> Job: Repeat the listing in full, preserving every character.

** Start Record excerpts **

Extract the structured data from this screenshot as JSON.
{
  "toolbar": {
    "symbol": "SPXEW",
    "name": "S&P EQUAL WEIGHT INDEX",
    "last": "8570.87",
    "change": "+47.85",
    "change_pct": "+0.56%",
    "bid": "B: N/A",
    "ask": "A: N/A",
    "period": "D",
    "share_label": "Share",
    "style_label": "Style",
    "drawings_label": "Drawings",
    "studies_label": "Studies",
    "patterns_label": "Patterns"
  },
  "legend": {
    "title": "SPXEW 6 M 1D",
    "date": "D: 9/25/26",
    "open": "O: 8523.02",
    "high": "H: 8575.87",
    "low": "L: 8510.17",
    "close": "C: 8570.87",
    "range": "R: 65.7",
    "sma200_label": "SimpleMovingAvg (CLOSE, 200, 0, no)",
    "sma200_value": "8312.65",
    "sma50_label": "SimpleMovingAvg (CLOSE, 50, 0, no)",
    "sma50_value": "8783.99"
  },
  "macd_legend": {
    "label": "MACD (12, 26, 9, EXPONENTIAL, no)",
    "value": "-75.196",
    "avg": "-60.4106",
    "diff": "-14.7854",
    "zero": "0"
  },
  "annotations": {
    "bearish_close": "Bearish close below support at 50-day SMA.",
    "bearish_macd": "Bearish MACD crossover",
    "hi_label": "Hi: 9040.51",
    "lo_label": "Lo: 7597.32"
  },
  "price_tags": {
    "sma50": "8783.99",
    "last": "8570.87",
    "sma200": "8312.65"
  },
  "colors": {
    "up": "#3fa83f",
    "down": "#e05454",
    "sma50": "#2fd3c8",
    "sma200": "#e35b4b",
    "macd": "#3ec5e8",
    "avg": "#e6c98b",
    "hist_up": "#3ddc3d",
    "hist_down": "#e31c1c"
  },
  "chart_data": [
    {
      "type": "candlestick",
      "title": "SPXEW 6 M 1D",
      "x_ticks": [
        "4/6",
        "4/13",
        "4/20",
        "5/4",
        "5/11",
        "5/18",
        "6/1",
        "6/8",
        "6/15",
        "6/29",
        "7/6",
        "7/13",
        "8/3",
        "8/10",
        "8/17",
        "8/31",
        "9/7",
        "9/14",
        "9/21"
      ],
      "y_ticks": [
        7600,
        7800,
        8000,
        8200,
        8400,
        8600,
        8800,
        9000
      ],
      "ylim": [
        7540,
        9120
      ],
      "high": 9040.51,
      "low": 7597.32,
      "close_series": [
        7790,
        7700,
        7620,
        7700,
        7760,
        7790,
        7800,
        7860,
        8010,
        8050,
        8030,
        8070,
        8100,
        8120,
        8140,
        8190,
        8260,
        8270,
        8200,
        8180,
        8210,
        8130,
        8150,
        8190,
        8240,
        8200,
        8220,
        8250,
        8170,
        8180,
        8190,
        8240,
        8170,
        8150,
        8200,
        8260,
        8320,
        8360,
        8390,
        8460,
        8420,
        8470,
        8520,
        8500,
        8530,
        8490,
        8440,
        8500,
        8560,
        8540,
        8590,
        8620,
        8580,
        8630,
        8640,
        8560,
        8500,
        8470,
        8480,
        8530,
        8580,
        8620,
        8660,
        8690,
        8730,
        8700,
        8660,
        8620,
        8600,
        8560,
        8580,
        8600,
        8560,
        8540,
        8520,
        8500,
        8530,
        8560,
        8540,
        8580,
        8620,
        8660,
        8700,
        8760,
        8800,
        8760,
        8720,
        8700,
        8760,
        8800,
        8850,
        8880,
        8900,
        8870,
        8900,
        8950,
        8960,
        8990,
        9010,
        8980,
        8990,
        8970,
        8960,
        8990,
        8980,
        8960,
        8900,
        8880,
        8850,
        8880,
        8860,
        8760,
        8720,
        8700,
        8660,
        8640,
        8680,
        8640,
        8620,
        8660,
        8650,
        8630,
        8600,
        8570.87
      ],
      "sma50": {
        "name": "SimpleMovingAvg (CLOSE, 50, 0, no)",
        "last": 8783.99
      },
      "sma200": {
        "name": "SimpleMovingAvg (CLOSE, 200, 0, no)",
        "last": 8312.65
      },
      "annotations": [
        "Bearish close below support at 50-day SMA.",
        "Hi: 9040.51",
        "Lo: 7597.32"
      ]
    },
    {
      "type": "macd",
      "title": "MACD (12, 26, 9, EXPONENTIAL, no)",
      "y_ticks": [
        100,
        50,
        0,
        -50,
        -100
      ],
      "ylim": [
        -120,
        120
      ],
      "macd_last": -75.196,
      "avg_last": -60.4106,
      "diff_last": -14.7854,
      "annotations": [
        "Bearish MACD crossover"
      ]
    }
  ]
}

** End Record excerpts **

> Expected output:
Extract the structured data from this screenshot as JSON.
{
  "toolbar": {
    "symbol": "SPXEW",
    "name": "S&P EQUAL WEIGHT INDEX",
    "last": "8570.87",
    "change": "+47.85",
    "change_pct": "+0.56%",
    "bid": "B: N/A",
    "ask": "A: N/A",
    "period": "D",
    "share_label": "Share",
    "style_label": "Style",
    "drawings_label": "Drawings",
    "studies_label": "Studies",
    "patterns_label": "Patterns"
  },
  "legend": {
    "title": "SPXEW 6 M 1D",
    "date": "D: 9/25/26",
    "open": "O: 8523.02",
    "high": "H: 8575.87",
    "low": "L: 8510.17",
    "close": "C: 8570.87",
    "range": "R: 65.7",
    "sma200_label": "SimpleMovingAvg (CLOSE, 200, 0, no)",
    "sma200_value": "8312.65",
    "sma50_label": "SimpleMovingAvg (CLOSE, 50, 0, no)",
    "sma50_value": "8783.99"
  },
  "macd_legend": {
    "label": "MACD (12, 26, 9, EXPONENTIAL, no)",
    "value": "-75.196",
    "avg": "-60.4106",
    "diff": "-14.7854",
    "zero": "0"
  },
  "annotations": {
    "bearish_close": "Bearish close below support at 50-day SMA.",
    "bearish_macd": "Bearish MACD crossover",
    "hi_label": "Hi: 9040.51",
    "lo_label": "Lo: 7597.32"
  },
  "price_tags": {
    "sma50": "8783.99",
    "last": "8570.87",
    "sma200": "8312.65"
  },
  "colors": {
    "up": "#3fa83f",
    "down": "#e05454",
    "sma50": "#2fd3c8",
    "sma200": "#e35b4b",
    "macd": "#3ec5e8",
    "avg": "#e6c98b",
    "hist_up": "#3ddc3d",
    "hist_down": "#e31c1c"
  },
  "chart_data": [
    {
      "type": "candlestick",
      "title": "SPXEW 6 M 1D",
      "x_ticks": [
        "4/6",
        "4/13",
        "4/20",
        "5/4",
        "5/11",
        "5/18",
        "6/1",
        "6/8",
        "6/15",
        "6/29",
        "7/6",
        "7/13",
        "8/3",
        "8/10",
        "8/17",
        "8/31",
        "9/7",
        "9/14",
        "9/21"
      ],
      "y_ticks": [
        7600,
        7800,
        8000,
        8200,
        8400,
        8600,
        8800,
        9000
      ],
      "ylim": [
        7540,
        9120
      ],
      "high": 9040.51,
      "low": 7597.32,
      "close_series": [
        7790,
        7700,
        7620,
        7700,
        7760,
        7790,
        7800,
        7860,
        8010,
        8050,
        8030,
        8070,
        8100,
        8120,
        8140,
        8190,
        8260,
        8270,
        8200,
        8180,
        8210,
        8130,
        8150,
        8190,
        8240,
        8200,
        8220,
        8250,
        8170,
        8180,
        8190,
        8240,
        8170,
        8150,
        8200,
        8260,
        8320,
        8360,
        8390,
        8460,
        8420,
        8470,
        8520,
        8500,
        8530,
        8490,
        8440,
        8500,
        8560,
        8540,
        8590,
        8620,
        8580,
        8630,
        8640,
        8560,
        8500,
        8470,
        8480,
        8530,
        8580,
        8620,
        8660,
        8690,
        8730,
        8700,
        8660,
        8620,
        8600,
        8560,
        8580,
        8600,
        8560,
        8540,
        8520,
        8500,
        8530,
        8560,
        8540,
        8580,
        8620,
        8660,
        8700,
        8760,
        8800,
        8760,
        8720,
        8700,
        8760,
        8800,
        8850,
        8880,
        8900,
        8870,
        8900,
        8950,
        8960,
        8990,
        9010,
        8980,
        8990,
        8970,
        8960,
        8990,
        8980,
        8960,
        8900,
        8880,
        8850,
        8880,
        8860,
        8760,
        8720,
        8700,
        8660,
        8640,
        8680,
        8640,
        8620,
        8660,
        8650,
        8630,
        8600,
        8570.87
      ],
      "sma50": {
        "name": "SimpleMovingAvg (CLOSE, 50, 0, no)",
        "last": 8783.99
      },
      "sma200": {
        "name": "SimpleMovingAvg (CLOSE, 200, 0, no)",
        "last": 8312.65
      },
      "annotations": [
        "Bearish close below support at 50-day SMA.",
        "Hi: 9040.51",
        "Lo: 7597.32"
      ]
    },
    {
      "type": "macd",
      "title": "MACD (12, 26, 9, EXPONENTIAL, no)",
      "y_ticks": [
        100,
        50,
        0,
        -50,
        -100
      ],
      "ylim": [
        -120,
        120
      ],
      "macd_last": -75.196,
      "avg_last": -60.4106,
      "diff_last": -14.7854,
      "annotations": [
        "Bearish MACD crossover"
      ]
    }
  ]
}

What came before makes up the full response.